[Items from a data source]
▬▬▬▬▬▬
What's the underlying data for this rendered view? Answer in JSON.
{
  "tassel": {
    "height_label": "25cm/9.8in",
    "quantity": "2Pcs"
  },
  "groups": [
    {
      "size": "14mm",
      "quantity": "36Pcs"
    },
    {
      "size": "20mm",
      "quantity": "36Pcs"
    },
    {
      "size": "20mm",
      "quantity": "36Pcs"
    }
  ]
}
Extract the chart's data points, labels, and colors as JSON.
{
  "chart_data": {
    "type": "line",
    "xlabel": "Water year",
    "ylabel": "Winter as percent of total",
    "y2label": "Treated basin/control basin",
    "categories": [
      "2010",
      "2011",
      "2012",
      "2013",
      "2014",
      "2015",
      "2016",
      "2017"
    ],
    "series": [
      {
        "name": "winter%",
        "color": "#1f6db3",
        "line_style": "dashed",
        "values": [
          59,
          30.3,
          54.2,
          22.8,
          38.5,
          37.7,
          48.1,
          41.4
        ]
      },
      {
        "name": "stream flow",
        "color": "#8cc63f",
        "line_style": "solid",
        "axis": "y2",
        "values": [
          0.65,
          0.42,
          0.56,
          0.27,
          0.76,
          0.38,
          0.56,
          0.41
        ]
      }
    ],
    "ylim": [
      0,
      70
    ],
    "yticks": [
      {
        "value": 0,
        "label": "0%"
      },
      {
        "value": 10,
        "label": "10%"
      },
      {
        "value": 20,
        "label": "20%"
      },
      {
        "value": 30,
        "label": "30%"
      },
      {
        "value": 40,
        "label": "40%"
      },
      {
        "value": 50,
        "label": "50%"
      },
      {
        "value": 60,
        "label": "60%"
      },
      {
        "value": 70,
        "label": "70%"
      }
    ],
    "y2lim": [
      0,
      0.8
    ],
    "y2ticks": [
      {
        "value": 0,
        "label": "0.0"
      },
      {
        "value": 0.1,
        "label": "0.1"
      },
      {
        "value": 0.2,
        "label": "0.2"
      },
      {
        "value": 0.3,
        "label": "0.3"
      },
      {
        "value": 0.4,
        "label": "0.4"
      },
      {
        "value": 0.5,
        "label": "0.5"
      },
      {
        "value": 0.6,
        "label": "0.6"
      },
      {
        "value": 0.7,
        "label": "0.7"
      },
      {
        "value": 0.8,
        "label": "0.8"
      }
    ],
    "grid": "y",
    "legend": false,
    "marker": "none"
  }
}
▬▬▬▬▬▬
Required task. Exactly reproduce the material above.

Exercise output.
What's the underlying data for this rendered view? Answer in JSON.
{
  "tassel": {
    "height_label": "25cm/9.8in",
    "quantity": "2Pcs"
  },
  "groups": [
    {
      "size": "14mm",
      "quantity": "36Pcs"
    },
    {
      "size": "20mm",
      "quantity": "36Pcs"
    },
    {
      "size": "20mm",
      "quantity": "36Pcs"
    }
  ]
}
Extract the chart's data points, labels, and colors as JSON.
{
  "chart_data": {
    "type": "line",
    "xlabel": "Water year",
    "ylabel": "Winter as percent of total",
    "y2label": "Treated basin/control basin",
    "categories": [
      "2010",
      "2011",
      "2012",
      "2013",
      "2014",
      "2015",
      "2016",
      "2017"
    ],
    "series": [
      {
        "name": "winter%",
        "color": "#1f6db3",
        "line_style": "dashed",
        "values": [
          59,
          30.3,
          54.2,
          22.8,
          38.5,
          37.7,
          48.1,
          41.4
        ]
      },
      {
        "name": "stream flow",
        "color": "#8cc63f",
        "line_style": "solid",
        "axis": "y2",
        "values": [
          0.65,
          0.42,
          0.56,
          0.27,
          0.76,
          0.38,
          0.56,
          0.41
        ]
      }
    ],
    "ylim": [
      0,
      70
    ],
    "yticks": [
      {
        "value": 0,
        "label": "0%"
      },
      {
        "value": 10,
        "label": "10%"
      },
      {
        "value": 20,
        "label": "20%"
      },
      {
        "value": 30,
        "label": "30%"
      },
      {
        "value": 40,
        "label": "40%"
      },
      {
        "value": 50,
        "label": "50%"
      },
      {
        "value": 60,
        "label": "60%"
      },
      {
        "value": 70,
        "label": "70%"
      }
    ],
    "y2lim": [
      0,
      0.8
    ],
    "y2ticks": [
      {
        "value": 0,
        "label": "0.0"
      },
      {
        "value": 0.1,
        "label": "0.1"
      },
      {
        "value": 0.2,
        "label": "0.2"
      },
      {
        "value": 0.3,
        "label": "0.3"
      },
      {
        "value": 0.4,
        "label": "0.4"
      },
      {
        "value": 0.5,
        "label": "0.5"
      },
      {
        "value": 0.6,
        "label": "0.6"
      },
      {
        "value": 0.7,
        "label": "0.7"
      },
      {
        "value": 0.8,
        "label": "0.8"
      }
    ],
    "grid": "y",
    "legend": false,
    "marker": "none"
  }
}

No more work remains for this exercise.